Exercise text —
NFL sports agent Sean Howard, who represents Brandon Pettigrew, suggested Johnson’s program to his client because of its training expertise, facilities and location. He also stressed that because of increased NFL evaluation of Combine performance - both physical and mental - specialized training programs like the one offered by MJPC are a must for any top prospect.

“I had complete confidence in Michael and his staff because they understand that it takes more than great football skills to succeed in the NFL.” Howard said. “While their training program targets Combine preparation, they also train these young men for life as a professional athlete on the national stage.”

About Michael Johnson Performance

Since his retirement from competitive track and field in 2001, Olympic Gold Medalist and World Record Holder Michael Johnson has used the training and competition philosophy he developed during his career to help more than 50 top draft prospects prepare for the NFL Scouting Combine including Ladainian Tomlinson, Tony Romo, Roy Williams, Eli Manning, Alex Smith, Mark Colombo, Darren McFadden and Felix Jones. In 2007, Johnson founded the Michael Johnson Performance Center, a state-of-the-art sports performance training center at Craig Ranch in McKinney, Texas. The center, sponsored by Nike, helps both aspiring youth athletes and elite/professional athletes reach their athletic potential by improving speed, power, agility, strength and conditioning. For more information, visit www.michaeljohnsonperformance.com.

SOURCE Michael Johnson Performance

B.S…??..the players are built in 3-4 years by their S&C…and someone takes the fame and glory for just 6 weeks?
Not too fiar for the poor college coaches…for sure, MJ has helped…but how much is just tickering and rest from football practice?

I don’t know MJ’s program, but even if improvement does come from reducing workload before the combine, at least he knows to do that much, instead of burying guys under a ton of lactic work.

The data —

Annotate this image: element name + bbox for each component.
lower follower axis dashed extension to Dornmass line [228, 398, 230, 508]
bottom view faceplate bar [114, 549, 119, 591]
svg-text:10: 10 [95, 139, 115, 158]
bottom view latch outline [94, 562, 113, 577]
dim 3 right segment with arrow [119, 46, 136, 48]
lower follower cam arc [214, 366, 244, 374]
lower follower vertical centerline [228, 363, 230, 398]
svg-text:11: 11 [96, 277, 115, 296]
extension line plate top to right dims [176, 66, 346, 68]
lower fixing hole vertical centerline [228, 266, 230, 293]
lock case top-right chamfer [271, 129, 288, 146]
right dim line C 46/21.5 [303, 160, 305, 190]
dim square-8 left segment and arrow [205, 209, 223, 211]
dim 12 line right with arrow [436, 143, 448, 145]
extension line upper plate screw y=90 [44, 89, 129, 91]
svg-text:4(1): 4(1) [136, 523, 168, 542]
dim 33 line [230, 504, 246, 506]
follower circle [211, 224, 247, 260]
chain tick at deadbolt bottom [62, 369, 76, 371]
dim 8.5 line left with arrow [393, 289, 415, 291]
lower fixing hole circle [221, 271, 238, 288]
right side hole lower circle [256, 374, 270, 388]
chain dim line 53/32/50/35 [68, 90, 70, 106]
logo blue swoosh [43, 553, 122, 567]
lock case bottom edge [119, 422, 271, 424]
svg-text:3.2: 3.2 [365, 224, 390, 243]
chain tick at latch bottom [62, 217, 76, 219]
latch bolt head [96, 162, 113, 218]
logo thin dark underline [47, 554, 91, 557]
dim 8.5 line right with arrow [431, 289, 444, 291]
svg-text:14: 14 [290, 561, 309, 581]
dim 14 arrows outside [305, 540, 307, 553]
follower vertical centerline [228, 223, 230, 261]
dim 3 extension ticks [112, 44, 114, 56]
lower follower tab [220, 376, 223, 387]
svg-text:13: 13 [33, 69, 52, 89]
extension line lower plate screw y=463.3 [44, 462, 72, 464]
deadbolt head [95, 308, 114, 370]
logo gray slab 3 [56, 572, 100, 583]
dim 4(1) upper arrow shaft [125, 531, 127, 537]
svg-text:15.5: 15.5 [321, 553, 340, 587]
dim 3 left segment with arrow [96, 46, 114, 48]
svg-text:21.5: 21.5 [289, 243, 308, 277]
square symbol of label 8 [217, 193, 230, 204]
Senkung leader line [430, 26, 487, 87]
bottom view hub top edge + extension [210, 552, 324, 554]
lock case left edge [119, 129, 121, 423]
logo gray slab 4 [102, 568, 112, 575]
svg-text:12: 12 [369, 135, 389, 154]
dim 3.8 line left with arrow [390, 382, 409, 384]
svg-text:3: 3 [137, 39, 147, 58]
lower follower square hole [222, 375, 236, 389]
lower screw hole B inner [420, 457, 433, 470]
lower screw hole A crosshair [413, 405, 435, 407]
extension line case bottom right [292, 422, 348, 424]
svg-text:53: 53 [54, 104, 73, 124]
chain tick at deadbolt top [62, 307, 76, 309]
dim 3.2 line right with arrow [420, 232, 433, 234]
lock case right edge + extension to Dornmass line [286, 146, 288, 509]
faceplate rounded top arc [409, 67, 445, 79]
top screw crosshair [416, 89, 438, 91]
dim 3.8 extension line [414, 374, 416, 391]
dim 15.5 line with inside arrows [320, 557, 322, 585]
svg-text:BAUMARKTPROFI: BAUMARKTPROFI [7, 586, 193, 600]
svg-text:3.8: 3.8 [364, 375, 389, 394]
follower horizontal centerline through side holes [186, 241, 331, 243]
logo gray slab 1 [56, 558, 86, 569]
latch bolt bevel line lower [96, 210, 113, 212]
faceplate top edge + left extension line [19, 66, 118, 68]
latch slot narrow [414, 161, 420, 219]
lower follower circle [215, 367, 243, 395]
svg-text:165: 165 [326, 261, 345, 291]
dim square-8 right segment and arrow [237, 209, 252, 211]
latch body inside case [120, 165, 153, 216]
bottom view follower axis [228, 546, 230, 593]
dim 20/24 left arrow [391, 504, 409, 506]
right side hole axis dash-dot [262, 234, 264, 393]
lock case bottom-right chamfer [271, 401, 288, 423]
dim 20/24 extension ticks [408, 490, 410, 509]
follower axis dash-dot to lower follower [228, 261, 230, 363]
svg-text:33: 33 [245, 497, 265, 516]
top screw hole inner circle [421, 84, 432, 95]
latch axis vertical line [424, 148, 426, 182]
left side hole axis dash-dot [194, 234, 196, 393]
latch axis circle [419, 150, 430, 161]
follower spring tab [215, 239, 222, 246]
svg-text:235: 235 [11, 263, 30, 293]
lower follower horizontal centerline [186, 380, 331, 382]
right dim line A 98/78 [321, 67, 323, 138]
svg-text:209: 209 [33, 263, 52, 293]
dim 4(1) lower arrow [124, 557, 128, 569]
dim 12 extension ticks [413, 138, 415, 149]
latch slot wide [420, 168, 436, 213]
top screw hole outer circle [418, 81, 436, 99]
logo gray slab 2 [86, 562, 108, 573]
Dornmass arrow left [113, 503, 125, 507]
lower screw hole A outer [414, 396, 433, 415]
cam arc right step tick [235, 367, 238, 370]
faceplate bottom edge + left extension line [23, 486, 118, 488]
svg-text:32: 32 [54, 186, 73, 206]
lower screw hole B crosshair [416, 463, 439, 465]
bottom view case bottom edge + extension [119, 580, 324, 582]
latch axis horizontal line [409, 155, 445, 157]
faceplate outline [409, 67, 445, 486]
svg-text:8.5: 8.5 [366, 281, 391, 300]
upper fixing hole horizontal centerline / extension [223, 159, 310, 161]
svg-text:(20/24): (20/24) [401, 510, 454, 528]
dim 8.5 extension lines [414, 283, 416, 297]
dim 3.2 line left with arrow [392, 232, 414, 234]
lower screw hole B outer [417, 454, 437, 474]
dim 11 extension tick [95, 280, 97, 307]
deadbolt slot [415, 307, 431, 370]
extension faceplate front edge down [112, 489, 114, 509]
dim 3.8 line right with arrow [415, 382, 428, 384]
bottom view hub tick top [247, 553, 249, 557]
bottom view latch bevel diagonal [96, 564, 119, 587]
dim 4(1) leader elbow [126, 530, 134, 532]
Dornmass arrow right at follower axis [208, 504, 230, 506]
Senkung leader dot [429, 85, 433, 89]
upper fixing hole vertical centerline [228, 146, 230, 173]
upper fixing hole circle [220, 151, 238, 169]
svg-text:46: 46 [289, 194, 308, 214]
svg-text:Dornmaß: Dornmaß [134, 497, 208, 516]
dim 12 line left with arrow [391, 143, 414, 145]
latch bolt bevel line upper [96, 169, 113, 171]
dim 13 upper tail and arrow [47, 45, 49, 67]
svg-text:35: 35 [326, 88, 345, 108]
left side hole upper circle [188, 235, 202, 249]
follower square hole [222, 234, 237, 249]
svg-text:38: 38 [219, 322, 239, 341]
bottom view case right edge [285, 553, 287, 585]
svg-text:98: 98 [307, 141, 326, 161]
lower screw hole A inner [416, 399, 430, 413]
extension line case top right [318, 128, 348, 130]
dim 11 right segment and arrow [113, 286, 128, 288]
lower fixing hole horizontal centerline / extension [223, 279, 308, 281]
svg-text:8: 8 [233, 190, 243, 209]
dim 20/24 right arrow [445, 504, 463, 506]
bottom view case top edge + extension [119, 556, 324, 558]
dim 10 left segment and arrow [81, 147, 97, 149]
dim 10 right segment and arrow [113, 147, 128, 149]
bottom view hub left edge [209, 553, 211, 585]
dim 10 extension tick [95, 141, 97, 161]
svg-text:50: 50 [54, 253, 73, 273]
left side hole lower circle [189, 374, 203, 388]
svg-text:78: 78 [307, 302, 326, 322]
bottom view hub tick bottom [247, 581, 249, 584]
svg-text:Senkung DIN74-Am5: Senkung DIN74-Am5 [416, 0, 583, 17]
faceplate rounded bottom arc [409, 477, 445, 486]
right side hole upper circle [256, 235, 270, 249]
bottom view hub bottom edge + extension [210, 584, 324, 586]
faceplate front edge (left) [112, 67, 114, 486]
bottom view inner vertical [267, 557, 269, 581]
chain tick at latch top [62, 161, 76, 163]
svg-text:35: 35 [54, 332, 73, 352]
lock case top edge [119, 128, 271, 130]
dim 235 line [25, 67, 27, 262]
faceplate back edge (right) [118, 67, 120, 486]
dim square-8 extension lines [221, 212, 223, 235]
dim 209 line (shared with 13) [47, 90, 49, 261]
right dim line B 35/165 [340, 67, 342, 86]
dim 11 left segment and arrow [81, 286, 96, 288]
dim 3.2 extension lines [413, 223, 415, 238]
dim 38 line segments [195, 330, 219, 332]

Instructions to follow —
Transcribe, word for word, the part of the Michael Johnson Performance text that opens with the words containing "NFL sports agent" and closes with "any top prospect.".

Answer for this exercise —
NFL sports agent Sean Howard, who represents Brandon Pettigrew, suggested Johnson’s program to his client because of its training expertise, facilities and location. He also stressed that because of increased NFL evaluation of Combine performance - both physical and mental - specialized training programs like the one offered by MJPC are a must for any top prospect.